━━━━━ RECORD LIST ━━━━━

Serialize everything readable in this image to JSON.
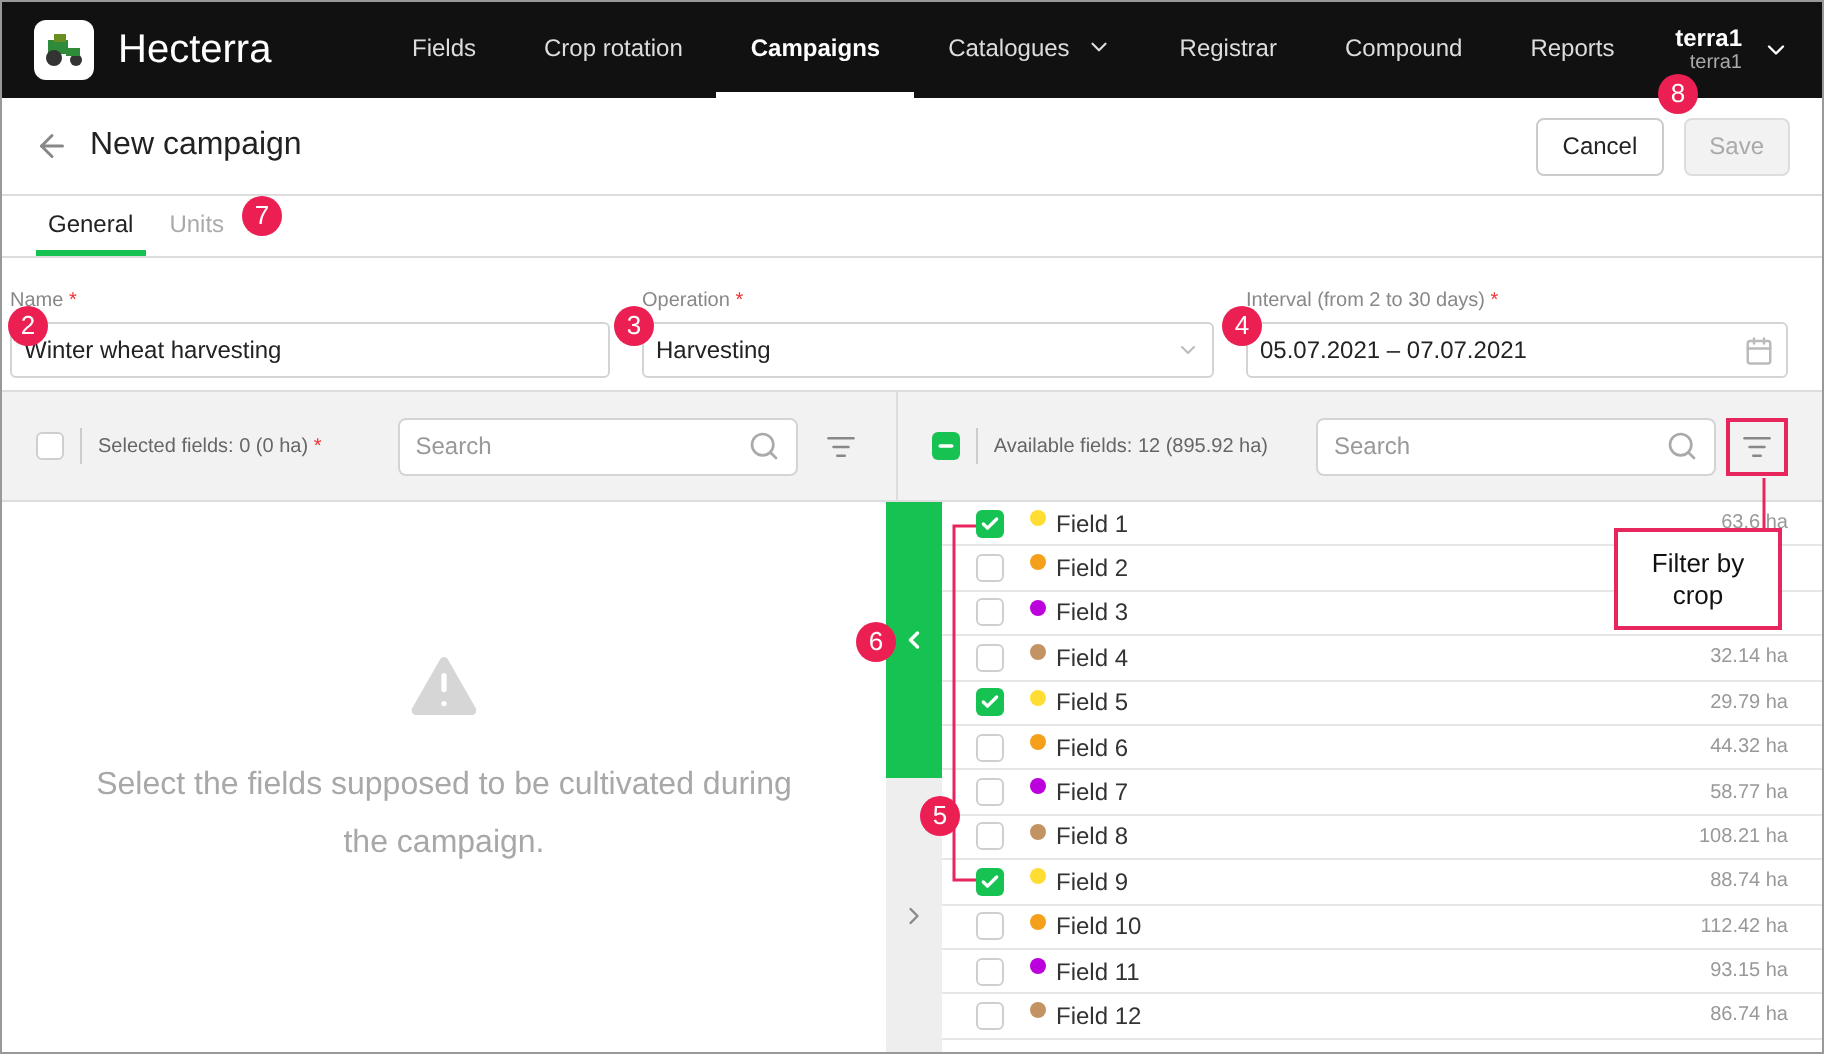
{
  "app": {
    "name": "Hecterra"
  },
  "nav": [
    {
      "label": "Fields",
      "selected": false,
      "dropdown": false
    },
    {
      "label": "Crop rotation",
      "selected": false,
      "dropdown": false
    },
    {
      "label": "Campaigns",
      "selected": true,
      "dropdown": false
    },
    {
      "label": "Catalogues",
      "selected": false,
      "dropdown": true
    },
    {
      "label": "Registrar",
      "selected": false,
      "dropdown": false
    },
    {
      "label": "Compound",
      "selected": false,
      "dropdown": false
    },
    {
      "label": "Reports",
      "selected": false,
      "dropdown": false
    }
  ],
  "user": {
    "name": "terra1",
    "account": "terra1"
  },
  "page": {
    "title": "New campaign",
    "buttons": [
      {
        "label": "Cancel",
        "disabled": false
      },
      {
        "label": "Save",
        "disabled": true
      }
    ]
  },
  "tabs": [
    {
      "label": "General",
      "selected": true
    },
    {
      "label": "Units",
      "selected": false
    }
  ],
  "form": {
    "name": {
      "label": "Name",
      "required_mark": "*",
      "value": "Winter wheat harvesting"
    },
    "operation": {
      "label": "Operation",
      "required_mark": "*",
      "value": "Harvesting"
    },
    "interval": {
      "label": "Interval (from 2 to 30 days)",
      "required_mark": "*",
      "value": "05.07.2021 – 07.07.2021"
    }
  },
  "selected_panel": {
    "checked": false,
    "summary": "Selected fields: 0 (0 ha)",
    "required_mark": "*",
    "search_placeholder": "Search",
    "empty_message": "Select the fields supposed to be cultivated during the campaign."
  },
  "available_panel": {
    "checked": true,
    "indeterminate": true,
    "summary": "Available fields: 12 (895.92 ha)",
    "search_placeholder": "Search"
  },
  "fields": [
    {
      "name": "Field 1",
      "area": "63.6 ha",
      "checked": true,
      "color": "#ffdd33"
    },
    {
      "name": "Field 2",
      "checked": false,
      "color": "#f5a01a"
    },
    {
      "name": "Field 3",
      "checked": false,
      "color": "#bb00dd"
    },
    {
      "name": "Field 4",
      "area": "32.14 ha",
      "checked": false,
      "color": "#c49364"
    },
    {
      "name": "Field 5",
      "area": "29.79 ha",
      "checked": true,
      "color": "#ffdd33"
    },
    {
      "name": "Field 6",
      "area": "44.32 ha",
      "checked": false,
      "color": "#f5a01a"
    },
    {
      "name": "Field 7",
      "area": "58.77 ha",
      "checked": false,
      "color": "#bb00dd"
    },
    {
      "name": "Field 8",
      "area": "108.21 ha",
      "checked": false,
      "color": "#c49364"
    },
    {
      "name": "Field 9",
      "area": "88.74 ha",
      "checked": true,
      "color": "#ffdd33"
    },
    {
      "name": "Field 10",
      "area": "112.42 ha",
      "checked": false,
      "color": "#f5a01a"
    },
    {
      "name": "Field 11",
      "area": "93.15 ha",
      "checked": false,
      "color": "#bb00dd"
    },
    {
      "name": "Field 12",
      "area": "86.74 ha",
      "checked": false,
      "color": "#c49364"
    }
  ],
  "annotations": [
    {
      "label": "2"
    },
    {
      "label": "3"
    },
    {
      "label": "4"
    },
    {
      "label": "5"
    },
    {
      "label": "6"
    },
    {
      "label": "7"
    },
    {
      "label": "8"
    }
  ],
  "callout": {
    "text": "Filter by crop"
  }
}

━━━━━

## STATED TASK
Skip the pictures and print each record exactly as it stands.

## SOLVED PROBLEM
Serialize everything readable in this image to JSON.
{
  "app": {
    "name": "Hecterra"
  },
  "nav": [
    {
      "label": "Fields",
      "selected": false,
      "dropdown": false
    },
    {
      "label": "Crop rotation",
      "selected": false,
      "dropdown": false
    },
    {
      "label": "Campaigns",
      "selected": true,
      "dropdown": false
    },
    {
      "label": "Catalogues",
      "selected": false,
      "dropdown": true
    },
    {
      "label": "Registrar",
      "selected": false,
      "dropdown": false
    },
    {
      "label": "Compound",
      "selected": false,
      "dropdown": false
    },
    {
      "label": "Reports",
      "selected": false,
      "dropdown": false
    }
  ],
  "user": {
    "name": "terra1",
    "account": "terra1"
  },
  "page": {
    "title": "New campaign",
    "buttons": [
      {
        "label": "Cancel",
        "disabled": false
      },
      {
        "label": "Save",
        "disabled": true
      }
    ]
  },
  "tabs": [
    {
      "label": "General",
      "selected": true
    },
    {
      "label": "Units",
      "selected": false
    }
  ],
  "form": {
    "name": {
      "label": "Name",
      "required_mark": "*",
      "value": "Winter wheat harvesting"
    },
    "operation": {
      "label": "Operation",
      "required_mark": "*",
      "value": "Harvesting"
    },
    "interval": {
      "label": "Interval (from 2 to 30 days)",
      "required_mark": "*",
      "value": "05.07.2021 – 07.07.2021"
    }
  },
  "selected_panel": {
    "checked": false,
    "summary": "Selected fields: 0 (0 ha)",
    "required_mark": "*",
    "search_placeholder": "Search",
    "empty_message": "Select the fields supposed to be cultivated during the campaign."
  },
  "available_panel": {
    "checked": true,
    "indeterminate": true,
    "summary": "Available fields: 12 (895.92 ha)",
    "search_placeholder": "Search"
  },
  "fields": [
    {
      "name": "Field 1",
      "area": "63.6 ha",
      "checked": true,
      "color": "#ffdd33"
    },
    {
      "name": "Field 2",
      "checked": false,
      "color": "#f5a01a"
    },
    {
      "name": "Field 3",
      "checked": false,
      "color": "#bb00dd"
    },
    {
      "name": "Field 4",
      "area": "32.14 ha",
      "checked": false,
      "color": "#c49364"
    },
    {
      "name": "Field 5",
      "area": "29.79 ha",
      "checked": true,
      "color": "#ffdd33"
    },
    {
      "name": "Field 6",
      "area": "44.32 ha",
      "checked": false,
      "color": "#f5a01a"
    },
    {
      "name": "Field 7",
      "area": "58.77 ha",
      "checked": false,
      "color": "#bb00dd"
    },
    {
      "name": "Field 8",
      "area": "108.21 ha",
      "checked": false,
      "color": "#c49364"
    },
    {
      "name": "Field 9",
      "area": "88.74 ha",
      "checked": true,
      "color": "#ffdd33"
    },
    {
      "name": "Field 10",
      "area": "112.42 ha",
      "checked": false,
      "color": "#f5a01a"
    },
    {
      "name": "Field 11",
      "area": "93.15 ha",
      "checked": false,
      "color": "#bb00dd"
    },
    {
      "name": "Field 12",
      "area": "86.74 ha",
      "checked": false,
      "color": "#c49364"
    }
  ],
  "annotations": [
    {
      "label": "2"
    },
    {
      "label": "3"
    },
    {
      "label": "4"
    },
    {
      "label": "5"
    },
    {
      "label": "6"
    },
    {
      "label": "7"
    },
    {
      "label": "8"
    }
  ],
  "callout": {
    "text": "Filter by crop"
  }
}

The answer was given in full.